(Exercise instructions): Below are the records; locate each line with the word "thermometer" and copy it.

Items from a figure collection

___

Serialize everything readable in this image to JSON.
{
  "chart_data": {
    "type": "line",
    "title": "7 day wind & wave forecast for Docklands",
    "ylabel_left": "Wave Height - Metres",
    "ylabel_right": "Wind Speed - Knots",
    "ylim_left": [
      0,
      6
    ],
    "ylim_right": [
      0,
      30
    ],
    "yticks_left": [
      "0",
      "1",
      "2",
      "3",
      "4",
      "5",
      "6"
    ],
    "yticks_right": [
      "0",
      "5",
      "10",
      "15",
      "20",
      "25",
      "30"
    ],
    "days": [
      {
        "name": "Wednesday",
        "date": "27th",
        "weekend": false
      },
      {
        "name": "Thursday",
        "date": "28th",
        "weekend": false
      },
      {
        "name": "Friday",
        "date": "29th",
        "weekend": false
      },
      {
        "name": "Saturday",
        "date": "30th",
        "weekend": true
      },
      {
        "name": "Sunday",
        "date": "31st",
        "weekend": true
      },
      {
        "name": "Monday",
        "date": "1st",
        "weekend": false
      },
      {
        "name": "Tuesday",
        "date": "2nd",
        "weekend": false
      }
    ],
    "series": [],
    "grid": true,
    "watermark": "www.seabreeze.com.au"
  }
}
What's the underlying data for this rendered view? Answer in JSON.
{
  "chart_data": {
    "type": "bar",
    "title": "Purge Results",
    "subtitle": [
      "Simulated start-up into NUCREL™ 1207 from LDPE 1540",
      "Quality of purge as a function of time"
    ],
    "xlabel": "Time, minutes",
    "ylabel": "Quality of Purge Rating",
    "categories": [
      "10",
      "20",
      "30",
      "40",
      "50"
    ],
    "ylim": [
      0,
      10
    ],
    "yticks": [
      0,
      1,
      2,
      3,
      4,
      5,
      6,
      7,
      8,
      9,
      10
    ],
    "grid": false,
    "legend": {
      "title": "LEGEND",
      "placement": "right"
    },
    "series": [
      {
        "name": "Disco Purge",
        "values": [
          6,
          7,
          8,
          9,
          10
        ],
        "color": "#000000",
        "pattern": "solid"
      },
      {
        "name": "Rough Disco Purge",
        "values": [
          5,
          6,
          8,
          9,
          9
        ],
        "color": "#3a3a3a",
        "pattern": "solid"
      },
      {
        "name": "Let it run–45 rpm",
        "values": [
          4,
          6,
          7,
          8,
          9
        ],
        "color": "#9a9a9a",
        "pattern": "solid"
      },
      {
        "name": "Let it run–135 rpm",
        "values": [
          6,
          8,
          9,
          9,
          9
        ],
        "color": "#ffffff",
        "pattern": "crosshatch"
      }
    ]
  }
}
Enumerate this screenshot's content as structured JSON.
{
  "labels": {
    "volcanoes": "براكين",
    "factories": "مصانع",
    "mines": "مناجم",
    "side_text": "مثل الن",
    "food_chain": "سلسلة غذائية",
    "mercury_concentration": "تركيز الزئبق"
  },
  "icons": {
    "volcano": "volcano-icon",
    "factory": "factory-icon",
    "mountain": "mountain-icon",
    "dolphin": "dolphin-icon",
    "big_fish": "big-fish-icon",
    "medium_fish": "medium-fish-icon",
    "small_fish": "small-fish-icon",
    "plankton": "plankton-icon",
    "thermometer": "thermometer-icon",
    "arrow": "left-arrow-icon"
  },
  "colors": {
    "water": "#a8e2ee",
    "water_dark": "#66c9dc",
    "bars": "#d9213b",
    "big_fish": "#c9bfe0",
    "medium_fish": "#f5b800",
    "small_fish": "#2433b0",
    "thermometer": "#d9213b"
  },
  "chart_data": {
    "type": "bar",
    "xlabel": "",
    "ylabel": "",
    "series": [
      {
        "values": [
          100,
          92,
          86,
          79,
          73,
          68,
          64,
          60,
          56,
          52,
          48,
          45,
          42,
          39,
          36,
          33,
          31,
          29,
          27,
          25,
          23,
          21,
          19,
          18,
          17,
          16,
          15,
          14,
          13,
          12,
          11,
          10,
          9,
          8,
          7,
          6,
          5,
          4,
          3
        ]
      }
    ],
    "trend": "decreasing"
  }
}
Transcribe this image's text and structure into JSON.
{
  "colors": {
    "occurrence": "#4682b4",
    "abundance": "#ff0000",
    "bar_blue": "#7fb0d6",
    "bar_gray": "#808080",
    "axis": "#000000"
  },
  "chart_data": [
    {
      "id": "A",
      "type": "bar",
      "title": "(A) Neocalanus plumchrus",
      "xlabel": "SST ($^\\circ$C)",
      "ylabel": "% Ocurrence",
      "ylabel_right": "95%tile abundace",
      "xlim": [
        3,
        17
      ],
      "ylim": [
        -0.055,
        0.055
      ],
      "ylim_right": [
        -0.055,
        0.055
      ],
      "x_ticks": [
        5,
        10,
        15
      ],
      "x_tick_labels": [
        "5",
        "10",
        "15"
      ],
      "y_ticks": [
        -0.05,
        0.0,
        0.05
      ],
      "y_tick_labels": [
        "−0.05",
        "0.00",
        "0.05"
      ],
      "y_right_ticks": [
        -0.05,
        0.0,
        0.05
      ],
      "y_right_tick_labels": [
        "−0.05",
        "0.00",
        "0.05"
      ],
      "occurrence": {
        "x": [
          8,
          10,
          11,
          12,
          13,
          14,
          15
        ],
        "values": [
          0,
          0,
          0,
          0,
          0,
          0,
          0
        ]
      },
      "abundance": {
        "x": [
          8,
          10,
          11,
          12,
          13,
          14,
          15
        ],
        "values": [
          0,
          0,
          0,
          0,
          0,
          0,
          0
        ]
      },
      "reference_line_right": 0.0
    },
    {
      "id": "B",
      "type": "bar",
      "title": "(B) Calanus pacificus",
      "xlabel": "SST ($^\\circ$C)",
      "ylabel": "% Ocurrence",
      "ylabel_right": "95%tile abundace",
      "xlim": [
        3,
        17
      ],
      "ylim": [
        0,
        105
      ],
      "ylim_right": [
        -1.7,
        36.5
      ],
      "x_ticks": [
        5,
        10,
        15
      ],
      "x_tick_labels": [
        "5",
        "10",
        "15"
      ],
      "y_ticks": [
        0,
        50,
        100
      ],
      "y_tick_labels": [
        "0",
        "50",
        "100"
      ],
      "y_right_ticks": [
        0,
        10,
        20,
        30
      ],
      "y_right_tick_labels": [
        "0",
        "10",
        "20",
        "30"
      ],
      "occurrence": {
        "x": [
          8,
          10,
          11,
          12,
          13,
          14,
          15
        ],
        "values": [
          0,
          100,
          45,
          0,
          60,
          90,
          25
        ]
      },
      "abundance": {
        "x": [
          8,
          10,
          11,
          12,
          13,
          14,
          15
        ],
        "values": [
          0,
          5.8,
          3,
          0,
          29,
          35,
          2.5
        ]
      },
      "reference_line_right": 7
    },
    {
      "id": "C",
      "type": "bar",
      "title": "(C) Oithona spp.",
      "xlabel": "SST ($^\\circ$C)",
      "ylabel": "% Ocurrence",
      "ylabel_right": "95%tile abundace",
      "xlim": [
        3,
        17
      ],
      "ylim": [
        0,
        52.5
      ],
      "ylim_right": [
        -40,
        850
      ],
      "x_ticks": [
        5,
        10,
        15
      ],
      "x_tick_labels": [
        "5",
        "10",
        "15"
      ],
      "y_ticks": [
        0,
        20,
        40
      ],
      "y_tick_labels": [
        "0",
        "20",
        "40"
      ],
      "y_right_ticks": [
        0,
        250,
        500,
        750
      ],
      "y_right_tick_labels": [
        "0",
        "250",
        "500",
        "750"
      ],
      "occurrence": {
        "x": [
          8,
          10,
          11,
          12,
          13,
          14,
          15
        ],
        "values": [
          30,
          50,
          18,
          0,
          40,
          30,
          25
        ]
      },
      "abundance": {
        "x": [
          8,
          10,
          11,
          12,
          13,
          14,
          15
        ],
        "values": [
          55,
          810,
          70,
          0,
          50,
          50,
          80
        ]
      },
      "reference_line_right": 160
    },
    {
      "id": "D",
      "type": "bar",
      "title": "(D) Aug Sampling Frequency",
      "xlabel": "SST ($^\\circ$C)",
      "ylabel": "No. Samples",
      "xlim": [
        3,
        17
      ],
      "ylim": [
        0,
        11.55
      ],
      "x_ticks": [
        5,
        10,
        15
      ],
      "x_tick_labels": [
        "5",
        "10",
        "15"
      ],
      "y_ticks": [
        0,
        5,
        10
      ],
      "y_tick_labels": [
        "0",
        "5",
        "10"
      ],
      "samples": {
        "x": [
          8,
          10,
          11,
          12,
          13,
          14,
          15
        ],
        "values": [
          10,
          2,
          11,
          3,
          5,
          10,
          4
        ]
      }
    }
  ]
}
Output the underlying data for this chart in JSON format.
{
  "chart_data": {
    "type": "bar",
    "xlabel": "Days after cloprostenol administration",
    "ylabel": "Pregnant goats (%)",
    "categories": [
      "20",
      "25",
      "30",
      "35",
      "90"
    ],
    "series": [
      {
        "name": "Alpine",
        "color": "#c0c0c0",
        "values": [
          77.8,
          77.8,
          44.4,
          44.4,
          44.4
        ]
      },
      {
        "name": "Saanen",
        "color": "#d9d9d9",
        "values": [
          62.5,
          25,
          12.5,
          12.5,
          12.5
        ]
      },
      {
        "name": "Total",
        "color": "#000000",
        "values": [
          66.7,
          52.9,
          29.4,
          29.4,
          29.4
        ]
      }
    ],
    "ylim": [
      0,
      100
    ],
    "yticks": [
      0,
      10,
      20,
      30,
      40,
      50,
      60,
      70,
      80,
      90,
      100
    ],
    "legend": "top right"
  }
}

___

(Answer to the task):
    "thermometer": "thermometer-icon",
    "thermometer": "#d9213b"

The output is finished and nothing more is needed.